* EXERCISE
Can you give the material below again with every "Counts" switched to "Frequency" and everything else left unchanged?

* SUPPLIED ENTRIES
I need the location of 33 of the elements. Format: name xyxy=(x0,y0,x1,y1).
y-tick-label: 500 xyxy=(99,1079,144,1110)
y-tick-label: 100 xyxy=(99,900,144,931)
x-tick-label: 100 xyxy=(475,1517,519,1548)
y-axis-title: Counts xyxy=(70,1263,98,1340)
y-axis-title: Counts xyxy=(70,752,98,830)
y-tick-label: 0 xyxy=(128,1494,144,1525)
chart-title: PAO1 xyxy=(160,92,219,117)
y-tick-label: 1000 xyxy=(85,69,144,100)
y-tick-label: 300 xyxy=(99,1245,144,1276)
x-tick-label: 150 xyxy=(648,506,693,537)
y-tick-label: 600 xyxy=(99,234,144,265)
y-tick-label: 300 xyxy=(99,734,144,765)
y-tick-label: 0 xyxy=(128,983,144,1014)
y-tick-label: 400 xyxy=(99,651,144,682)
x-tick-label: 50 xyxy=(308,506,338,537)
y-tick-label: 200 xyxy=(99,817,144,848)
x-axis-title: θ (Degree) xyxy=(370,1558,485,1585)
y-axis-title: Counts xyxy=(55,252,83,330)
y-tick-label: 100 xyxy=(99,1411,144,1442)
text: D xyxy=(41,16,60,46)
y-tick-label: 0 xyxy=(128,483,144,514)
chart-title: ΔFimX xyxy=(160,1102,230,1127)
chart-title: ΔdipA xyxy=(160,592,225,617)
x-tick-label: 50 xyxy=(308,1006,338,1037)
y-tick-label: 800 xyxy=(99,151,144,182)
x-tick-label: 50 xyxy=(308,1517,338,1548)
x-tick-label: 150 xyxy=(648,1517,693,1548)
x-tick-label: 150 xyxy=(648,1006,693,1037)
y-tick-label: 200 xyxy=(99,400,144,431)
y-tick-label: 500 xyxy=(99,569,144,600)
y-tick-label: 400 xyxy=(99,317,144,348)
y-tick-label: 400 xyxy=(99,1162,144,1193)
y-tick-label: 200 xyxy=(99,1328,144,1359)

* TASK SOLUTION
I need the location of 33 of the elements. Format: name xyxy=(x0,y0,x1,y1).
y-tick-label: 500 xyxy=(99,1079,144,1110)
y-tick-label: 100 xyxy=(99,900,144,931)
x-tick-label: 100 xyxy=(475,1517,519,1548)
y-axis-title: Frequency xyxy=(70,1263,98,1340)
y-axis-title: Frequency xyxy=(70,752,98,830)
y-tick-label: 0 xyxy=(128,1494,144,1525)
chart-title: PAO1 xyxy=(160,92,219,117)
y-tick-label: 1000 xyxy=(85,69,144,100)
y-tick-label: 300 xyxy=(99,1245,144,1276)
x-tick-label: 150 xyxy=(648,506,693,537)
y-tick-label: 600 xyxy=(99,234,144,265)
y-tick-label: 300 xyxy=(99,734,144,765)
y-tick-label: 0 xyxy=(128,983,144,1014)
y-tick-label: 400 xyxy=(99,651,144,682)
x-tick-label: 50 xyxy=(308,506,338,537)
y-tick-label: 200 xyxy=(99,817,144,848)
x-axis-title: θ (Degree) xyxy=(370,1558,485,1585)
y-axis-title: Frequency xyxy=(55,252,83,330)
y-tick-label: 100 xyxy=(99,1411,144,1442)
text: D xyxy=(41,16,60,46)
y-tick-label: 0 xyxy=(128,483,144,514)
chart-title: ΔFimX xyxy=(160,1102,230,1127)
chart-title: ΔdipA xyxy=(160,592,225,617)
x-tick-label: 50 xyxy=(308,1006,338,1037)
y-tick-label: 800 xyxy=(99,151,144,182)
x-tick-label: 50 xyxy=(308,1517,338,1548)
x-tick-label: 150 xyxy=(648,1517,693,1548)
x-tick-label: 150 xyxy=(648,1006,693,1037)
y-tick-label: 200 xyxy=(99,400,144,431)
y-tick-label: 500 xyxy=(99,569,144,600)
y-tick-label: 400 xyxy=(99,317,144,348)
y-tick-label: 400 xyxy=(99,1162,144,1193)
y-tick-label: 200 xyxy=(99,1328,144,1359)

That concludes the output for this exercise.